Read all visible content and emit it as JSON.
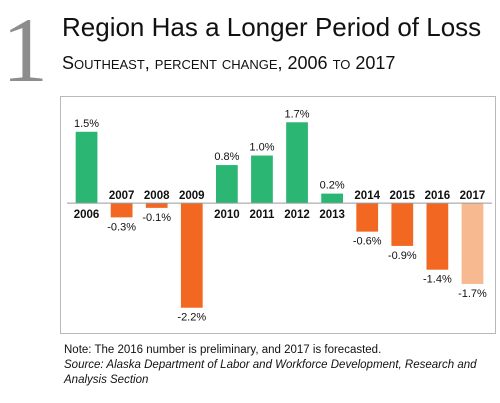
{
  "figure_number": "1",
  "title": "Region Has a Longer Period of Loss",
  "subtitle": "Southeast, percent change, 2006 to 2017",
  "note": "Note: The 2016 number is preliminary, and 2017 is forecasted.",
  "source": "Source: Alaska Department of Labor and Workforce Development, Research and Analysis Section",
  "colors": {
    "positive": "#2bb673",
    "negative": "#f26722",
    "forecast": "#f7b98f",
    "frame": "#b9b9b9"
  },
  "chart_data": {
    "type": "bar",
    "title": "Region Has a Longer Period of Loss",
    "subtitle": "Southeast, percent change, 2006 to 2017",
    "categories": [
      "2006",
      "2007",
      "2008",
      "2009",
      "2010",
      "2011",
      "2012",
      "2013",
      "2014",
      "2015",
      "2016",
      "2017"
    ],
    "values": [
      1.5,
      -0.3,
      -0.1,
      -2.2,
      0.8,
      1.0,
      1.7,
      0.2,
      -0.6,
      -0.9,
      -1.4,
      -1.7
    ],
    "labels": [
      "1.5%",
      "-0.3%",
      "-0.1%",
      "-2.2%",
      "0.8%",
      "1.0%",
      "1.7%",
      "0.2%",
      "-0.6%",
      "-0.9%",
      "-1.4%",
      "-1.7%"
    ],
    "ylim": [
      -2.5,
      2.0
    ],
    "xlabel": "",
    "ylabel": "",
    "forecast_category": "2017",
    "grid": false,
    "legend": "none"
  }
}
┄┄┄┄┄┄┄┄┄┄
Exercise directions - Go through the entries above and print each one exactly, minus the pictures.

Finished task -
Read all visible content and emit it as JSON.
{
  "figure_number": "1",
  "title": "Region Has a Longer Period of Loss",
  "subtitle": "Southeast, percent change, 2006 to 2017",
  "note": "Note: The 2016 number is preliminary, and 2017 is forecasted.",
  "source": "Source: Alaska Department of Labor and Workforce Development, Research and Analysis Section",
  "colors": {
    "positive": "#2bb673",
    "negative": "#f26722",
    "forecast": "#f7b98f",
    "frame": "#b9b9b9"
  },
  "chart_data": {
    "type": "bar",
    "title": "Region Has a Longer Period of Loss",
    "subtitle": "Southeast, percent change, 2006 to 2017",
    "categories": [
      "2006",
      "2007",
      "2008",
      "2009",
      "2010",
      "2011",
      "2012",
      "2013",
      "2014",
      "2015",
      "2016",
      "2017"
    ],
    "values": [
      1.5,
      -0.3,
      -0.1,
      -2.2,
      0.8,
      1.0,
      1.7,
      0.2,
      -0.6,
      -0.9,
      -1.4,
      -1.7
    ],
    "labels": [
      "1.5%",
      "-0.3%",
      "-0.1%",
      "-2.2%",
      "0.8%",
      "1.0%",
      "1.7%",
      "0.2%",
      "-0.6%",
      "-0.9%",
      "-1.4%",
      "-1.7%"
    ],
    "ylim": [
      -2.5,
      2.0
    ],
    "xlabel": "",
    "ylabel": "",
    "forecast_category": "2017",
    "grid": false,
    "legend": "none"
  }
}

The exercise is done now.